## start
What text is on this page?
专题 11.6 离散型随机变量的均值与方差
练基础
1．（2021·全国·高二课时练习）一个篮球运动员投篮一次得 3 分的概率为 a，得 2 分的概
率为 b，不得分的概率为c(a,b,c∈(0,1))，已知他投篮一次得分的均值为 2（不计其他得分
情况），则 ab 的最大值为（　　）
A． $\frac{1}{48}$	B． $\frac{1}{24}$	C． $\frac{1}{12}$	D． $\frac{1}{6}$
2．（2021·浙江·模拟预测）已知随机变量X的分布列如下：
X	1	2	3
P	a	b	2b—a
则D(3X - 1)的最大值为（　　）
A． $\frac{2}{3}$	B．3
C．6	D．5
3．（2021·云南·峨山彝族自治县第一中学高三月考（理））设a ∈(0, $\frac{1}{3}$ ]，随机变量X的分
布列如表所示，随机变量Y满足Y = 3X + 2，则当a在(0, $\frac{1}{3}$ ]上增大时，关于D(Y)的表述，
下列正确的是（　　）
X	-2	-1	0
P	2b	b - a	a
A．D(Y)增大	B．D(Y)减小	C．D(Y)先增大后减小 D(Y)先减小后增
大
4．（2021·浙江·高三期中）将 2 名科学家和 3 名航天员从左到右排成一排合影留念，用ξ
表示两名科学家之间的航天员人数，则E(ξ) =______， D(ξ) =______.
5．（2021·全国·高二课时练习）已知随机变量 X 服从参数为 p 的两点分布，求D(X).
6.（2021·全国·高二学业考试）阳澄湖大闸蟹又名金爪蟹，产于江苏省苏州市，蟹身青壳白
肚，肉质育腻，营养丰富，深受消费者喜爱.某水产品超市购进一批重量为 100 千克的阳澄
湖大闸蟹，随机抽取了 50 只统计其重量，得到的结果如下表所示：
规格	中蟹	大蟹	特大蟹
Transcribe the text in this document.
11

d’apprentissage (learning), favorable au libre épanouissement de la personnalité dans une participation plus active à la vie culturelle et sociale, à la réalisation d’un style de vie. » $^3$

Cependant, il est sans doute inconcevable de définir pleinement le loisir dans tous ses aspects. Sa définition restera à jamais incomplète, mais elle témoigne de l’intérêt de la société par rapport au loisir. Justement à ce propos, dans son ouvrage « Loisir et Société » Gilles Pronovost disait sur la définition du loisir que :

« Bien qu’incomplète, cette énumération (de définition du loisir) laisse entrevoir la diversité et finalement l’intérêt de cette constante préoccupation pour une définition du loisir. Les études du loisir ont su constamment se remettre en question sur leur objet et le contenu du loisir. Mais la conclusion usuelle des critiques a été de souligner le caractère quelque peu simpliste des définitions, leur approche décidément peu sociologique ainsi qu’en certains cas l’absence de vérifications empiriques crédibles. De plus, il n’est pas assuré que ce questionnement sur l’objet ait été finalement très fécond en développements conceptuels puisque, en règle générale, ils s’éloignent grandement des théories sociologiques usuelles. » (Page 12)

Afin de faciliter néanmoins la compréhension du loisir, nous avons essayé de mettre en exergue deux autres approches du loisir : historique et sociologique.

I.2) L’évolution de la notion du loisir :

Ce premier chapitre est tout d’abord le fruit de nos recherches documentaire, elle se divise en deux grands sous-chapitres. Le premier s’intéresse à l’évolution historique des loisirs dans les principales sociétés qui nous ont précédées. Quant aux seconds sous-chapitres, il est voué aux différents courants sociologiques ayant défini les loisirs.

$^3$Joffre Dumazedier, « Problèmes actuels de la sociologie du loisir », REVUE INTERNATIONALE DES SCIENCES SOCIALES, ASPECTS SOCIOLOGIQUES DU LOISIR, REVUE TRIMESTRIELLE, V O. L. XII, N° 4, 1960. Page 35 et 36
## end
TASK DESCRIPTION: In the records above, how many lines include "historique"? Give that number and nothing more.

TASK OUTPUT: 2